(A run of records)
**********

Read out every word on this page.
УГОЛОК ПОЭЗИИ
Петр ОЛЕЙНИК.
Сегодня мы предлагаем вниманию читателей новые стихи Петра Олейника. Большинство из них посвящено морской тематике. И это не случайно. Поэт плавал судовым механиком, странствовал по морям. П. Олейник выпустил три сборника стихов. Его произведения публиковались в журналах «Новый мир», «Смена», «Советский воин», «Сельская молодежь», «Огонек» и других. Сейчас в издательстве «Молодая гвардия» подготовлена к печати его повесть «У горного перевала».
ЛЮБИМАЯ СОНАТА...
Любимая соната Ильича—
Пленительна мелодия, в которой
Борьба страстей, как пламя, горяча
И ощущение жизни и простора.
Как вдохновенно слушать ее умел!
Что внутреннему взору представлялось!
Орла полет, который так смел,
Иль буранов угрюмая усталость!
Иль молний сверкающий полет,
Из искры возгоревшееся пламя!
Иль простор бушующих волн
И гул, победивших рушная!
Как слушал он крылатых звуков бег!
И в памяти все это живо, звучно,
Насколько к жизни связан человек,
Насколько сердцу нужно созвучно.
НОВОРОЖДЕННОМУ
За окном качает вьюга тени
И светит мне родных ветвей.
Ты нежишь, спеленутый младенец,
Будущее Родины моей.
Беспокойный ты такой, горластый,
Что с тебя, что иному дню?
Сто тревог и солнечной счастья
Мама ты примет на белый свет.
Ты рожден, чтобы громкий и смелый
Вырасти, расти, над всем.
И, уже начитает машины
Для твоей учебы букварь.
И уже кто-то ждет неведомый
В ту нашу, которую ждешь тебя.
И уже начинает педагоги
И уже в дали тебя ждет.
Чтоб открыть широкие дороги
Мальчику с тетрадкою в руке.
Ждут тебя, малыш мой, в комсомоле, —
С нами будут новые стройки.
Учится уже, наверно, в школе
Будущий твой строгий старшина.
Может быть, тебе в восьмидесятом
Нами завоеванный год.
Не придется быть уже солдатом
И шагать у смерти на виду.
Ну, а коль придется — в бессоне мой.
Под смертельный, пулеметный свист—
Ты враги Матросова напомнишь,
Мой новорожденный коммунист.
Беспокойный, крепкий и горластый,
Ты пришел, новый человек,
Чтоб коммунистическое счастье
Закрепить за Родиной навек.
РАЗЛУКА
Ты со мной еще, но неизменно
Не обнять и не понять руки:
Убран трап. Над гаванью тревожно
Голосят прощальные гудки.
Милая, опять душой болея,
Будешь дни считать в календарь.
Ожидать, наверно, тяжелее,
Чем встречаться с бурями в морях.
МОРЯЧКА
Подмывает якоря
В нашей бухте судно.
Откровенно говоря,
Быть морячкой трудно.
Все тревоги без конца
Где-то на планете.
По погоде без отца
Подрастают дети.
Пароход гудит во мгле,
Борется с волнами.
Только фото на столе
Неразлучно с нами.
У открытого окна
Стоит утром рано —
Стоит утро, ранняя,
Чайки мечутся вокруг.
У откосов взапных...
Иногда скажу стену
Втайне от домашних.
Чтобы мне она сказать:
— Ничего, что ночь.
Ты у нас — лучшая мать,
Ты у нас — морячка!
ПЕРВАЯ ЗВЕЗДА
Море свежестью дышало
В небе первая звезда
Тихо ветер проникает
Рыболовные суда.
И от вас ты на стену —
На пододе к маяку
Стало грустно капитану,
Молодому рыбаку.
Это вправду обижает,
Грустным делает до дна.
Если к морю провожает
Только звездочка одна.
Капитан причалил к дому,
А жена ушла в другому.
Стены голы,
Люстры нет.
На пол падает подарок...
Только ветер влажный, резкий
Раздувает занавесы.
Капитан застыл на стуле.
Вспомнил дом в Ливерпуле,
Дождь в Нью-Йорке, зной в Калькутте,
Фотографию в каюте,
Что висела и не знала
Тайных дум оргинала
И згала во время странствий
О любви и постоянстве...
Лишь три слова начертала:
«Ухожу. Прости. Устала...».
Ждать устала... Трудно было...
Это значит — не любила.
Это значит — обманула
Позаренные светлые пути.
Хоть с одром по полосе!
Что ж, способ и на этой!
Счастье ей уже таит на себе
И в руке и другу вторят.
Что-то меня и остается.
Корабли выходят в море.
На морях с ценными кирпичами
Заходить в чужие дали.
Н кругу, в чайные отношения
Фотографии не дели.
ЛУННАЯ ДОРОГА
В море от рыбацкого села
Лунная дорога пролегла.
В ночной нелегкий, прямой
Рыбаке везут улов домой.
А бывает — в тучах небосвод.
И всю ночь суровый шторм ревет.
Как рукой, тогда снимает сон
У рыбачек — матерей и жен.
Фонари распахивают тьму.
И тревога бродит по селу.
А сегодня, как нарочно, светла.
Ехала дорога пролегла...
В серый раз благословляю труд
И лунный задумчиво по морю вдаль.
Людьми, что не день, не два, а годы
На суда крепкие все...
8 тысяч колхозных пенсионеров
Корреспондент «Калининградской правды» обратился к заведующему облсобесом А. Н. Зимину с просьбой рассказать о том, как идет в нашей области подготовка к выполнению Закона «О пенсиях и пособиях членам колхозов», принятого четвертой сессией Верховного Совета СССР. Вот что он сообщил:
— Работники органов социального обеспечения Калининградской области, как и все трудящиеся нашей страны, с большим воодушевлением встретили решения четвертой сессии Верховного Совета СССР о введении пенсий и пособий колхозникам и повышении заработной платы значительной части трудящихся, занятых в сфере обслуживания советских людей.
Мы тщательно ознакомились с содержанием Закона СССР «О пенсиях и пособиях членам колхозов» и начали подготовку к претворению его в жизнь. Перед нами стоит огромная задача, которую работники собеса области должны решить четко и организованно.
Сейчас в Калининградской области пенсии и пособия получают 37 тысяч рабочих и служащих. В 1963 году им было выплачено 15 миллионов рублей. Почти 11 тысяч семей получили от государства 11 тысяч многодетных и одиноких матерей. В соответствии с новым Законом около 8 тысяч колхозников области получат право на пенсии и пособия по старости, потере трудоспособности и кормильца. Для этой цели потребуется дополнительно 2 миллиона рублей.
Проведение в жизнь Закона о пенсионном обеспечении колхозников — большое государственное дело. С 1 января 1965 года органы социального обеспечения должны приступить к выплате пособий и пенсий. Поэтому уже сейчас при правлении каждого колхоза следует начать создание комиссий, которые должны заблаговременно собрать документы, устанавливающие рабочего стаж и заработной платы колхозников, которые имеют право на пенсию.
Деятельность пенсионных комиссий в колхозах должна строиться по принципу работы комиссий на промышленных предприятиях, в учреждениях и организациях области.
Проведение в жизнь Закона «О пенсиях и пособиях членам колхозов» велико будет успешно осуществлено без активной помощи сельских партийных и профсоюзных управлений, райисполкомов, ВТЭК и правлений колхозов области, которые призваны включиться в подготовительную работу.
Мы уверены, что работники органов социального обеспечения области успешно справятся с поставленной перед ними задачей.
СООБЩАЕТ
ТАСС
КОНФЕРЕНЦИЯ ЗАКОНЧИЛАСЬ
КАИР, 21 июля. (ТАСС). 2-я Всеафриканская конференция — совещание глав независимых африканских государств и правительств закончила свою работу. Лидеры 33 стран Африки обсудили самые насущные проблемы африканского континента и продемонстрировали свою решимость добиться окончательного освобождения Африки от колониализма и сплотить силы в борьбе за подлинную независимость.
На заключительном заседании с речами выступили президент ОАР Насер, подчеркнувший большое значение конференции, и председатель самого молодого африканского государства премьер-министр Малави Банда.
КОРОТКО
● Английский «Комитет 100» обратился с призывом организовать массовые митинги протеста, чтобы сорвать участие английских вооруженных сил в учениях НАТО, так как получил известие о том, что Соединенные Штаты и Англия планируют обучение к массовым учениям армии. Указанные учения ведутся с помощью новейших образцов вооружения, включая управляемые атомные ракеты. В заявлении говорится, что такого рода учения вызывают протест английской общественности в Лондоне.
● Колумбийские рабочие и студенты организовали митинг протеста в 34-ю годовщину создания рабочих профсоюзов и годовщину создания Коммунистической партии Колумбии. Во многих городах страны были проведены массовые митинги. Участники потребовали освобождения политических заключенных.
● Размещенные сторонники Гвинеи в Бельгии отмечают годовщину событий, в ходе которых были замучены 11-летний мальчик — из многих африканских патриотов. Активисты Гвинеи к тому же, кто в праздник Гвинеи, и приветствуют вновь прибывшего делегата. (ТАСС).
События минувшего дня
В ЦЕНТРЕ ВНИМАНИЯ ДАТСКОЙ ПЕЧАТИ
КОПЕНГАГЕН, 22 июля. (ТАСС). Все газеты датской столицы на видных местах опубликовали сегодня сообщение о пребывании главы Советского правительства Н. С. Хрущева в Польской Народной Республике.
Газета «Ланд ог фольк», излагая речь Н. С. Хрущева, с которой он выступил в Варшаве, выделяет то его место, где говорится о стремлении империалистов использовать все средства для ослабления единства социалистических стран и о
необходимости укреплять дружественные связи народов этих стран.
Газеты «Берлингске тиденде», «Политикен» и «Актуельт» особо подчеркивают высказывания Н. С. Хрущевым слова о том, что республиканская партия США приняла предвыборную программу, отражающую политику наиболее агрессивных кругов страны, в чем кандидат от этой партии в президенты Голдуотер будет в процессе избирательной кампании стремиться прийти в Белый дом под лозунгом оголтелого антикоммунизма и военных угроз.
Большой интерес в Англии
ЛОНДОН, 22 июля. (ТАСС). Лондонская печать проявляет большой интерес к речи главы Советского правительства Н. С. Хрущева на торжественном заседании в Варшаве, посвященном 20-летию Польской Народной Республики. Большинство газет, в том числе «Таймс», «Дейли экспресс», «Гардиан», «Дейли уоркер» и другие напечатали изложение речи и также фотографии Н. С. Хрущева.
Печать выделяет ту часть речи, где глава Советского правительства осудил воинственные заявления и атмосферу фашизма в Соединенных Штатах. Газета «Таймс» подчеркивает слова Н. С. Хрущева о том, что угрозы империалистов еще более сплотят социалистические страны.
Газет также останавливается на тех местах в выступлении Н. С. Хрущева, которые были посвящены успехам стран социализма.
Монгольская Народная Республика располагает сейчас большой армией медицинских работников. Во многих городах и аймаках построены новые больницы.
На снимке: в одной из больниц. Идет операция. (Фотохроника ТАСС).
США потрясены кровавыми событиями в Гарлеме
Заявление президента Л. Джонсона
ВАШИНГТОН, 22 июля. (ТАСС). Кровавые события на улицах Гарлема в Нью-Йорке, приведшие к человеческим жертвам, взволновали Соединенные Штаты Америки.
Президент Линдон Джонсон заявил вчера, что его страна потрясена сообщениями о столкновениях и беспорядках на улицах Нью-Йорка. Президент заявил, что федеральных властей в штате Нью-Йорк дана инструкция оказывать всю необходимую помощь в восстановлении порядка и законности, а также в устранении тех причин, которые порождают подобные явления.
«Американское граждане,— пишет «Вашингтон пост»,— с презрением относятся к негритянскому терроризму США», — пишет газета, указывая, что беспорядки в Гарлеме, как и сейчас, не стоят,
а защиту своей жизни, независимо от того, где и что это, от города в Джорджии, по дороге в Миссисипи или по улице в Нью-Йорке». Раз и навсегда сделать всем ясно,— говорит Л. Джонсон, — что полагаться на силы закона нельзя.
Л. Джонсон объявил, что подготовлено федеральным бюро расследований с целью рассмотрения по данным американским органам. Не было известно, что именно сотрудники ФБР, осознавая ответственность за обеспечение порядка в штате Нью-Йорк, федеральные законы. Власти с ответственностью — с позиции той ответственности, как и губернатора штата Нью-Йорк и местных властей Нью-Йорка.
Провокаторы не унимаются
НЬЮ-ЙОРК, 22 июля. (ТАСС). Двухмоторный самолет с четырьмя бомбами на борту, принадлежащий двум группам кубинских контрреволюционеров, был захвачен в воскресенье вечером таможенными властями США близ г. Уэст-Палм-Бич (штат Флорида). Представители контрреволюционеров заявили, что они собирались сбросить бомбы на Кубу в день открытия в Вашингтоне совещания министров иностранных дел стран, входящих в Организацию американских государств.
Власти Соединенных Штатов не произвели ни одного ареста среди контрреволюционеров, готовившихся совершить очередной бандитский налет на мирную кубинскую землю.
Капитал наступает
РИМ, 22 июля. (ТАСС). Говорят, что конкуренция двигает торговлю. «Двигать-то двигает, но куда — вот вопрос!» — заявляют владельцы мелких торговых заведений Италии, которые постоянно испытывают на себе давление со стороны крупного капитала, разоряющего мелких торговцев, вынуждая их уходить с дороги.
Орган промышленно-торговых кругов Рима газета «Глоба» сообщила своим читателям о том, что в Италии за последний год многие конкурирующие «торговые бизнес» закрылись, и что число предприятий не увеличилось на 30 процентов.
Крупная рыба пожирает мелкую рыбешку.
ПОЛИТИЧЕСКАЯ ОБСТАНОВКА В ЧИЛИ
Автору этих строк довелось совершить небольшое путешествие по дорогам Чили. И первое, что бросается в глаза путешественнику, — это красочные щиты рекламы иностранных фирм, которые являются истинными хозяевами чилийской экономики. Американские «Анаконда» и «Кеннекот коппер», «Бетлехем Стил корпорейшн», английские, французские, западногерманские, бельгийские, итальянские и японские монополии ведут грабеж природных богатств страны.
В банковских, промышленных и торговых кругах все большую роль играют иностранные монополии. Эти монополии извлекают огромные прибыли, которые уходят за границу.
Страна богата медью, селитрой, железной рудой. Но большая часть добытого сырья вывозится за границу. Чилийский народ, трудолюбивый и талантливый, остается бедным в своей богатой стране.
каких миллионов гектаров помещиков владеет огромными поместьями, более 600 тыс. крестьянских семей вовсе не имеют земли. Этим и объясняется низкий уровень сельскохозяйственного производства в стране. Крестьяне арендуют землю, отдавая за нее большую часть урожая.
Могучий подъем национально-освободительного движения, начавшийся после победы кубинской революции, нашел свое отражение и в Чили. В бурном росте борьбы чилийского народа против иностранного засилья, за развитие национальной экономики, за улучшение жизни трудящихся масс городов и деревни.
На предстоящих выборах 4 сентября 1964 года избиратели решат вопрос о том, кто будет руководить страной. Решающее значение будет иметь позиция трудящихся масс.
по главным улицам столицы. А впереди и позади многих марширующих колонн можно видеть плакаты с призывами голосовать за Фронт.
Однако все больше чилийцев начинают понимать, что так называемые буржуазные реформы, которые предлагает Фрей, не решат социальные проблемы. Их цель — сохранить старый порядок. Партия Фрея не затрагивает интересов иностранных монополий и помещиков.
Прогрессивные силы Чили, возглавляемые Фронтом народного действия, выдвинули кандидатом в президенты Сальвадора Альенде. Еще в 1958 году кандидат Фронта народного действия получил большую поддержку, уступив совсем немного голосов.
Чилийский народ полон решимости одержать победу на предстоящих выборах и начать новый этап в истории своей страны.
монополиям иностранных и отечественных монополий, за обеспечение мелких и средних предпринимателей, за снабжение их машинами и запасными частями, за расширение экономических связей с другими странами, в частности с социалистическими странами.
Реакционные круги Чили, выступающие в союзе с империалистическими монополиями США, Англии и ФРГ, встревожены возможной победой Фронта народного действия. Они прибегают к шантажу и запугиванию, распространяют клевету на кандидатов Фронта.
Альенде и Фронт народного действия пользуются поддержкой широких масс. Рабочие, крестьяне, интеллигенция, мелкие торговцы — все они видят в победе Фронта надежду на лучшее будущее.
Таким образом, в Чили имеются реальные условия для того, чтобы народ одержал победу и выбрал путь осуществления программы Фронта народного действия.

**********

• **Requirement**:
Go through the data and gather every line that holds "тебя".

• **Task solution**:
Что с тебя, что иному дню?
В ту нашу, которую ждешь тебя.
И уже в дали тебя ждет.
Ждут тебя, малыш мой, в комсомоле, —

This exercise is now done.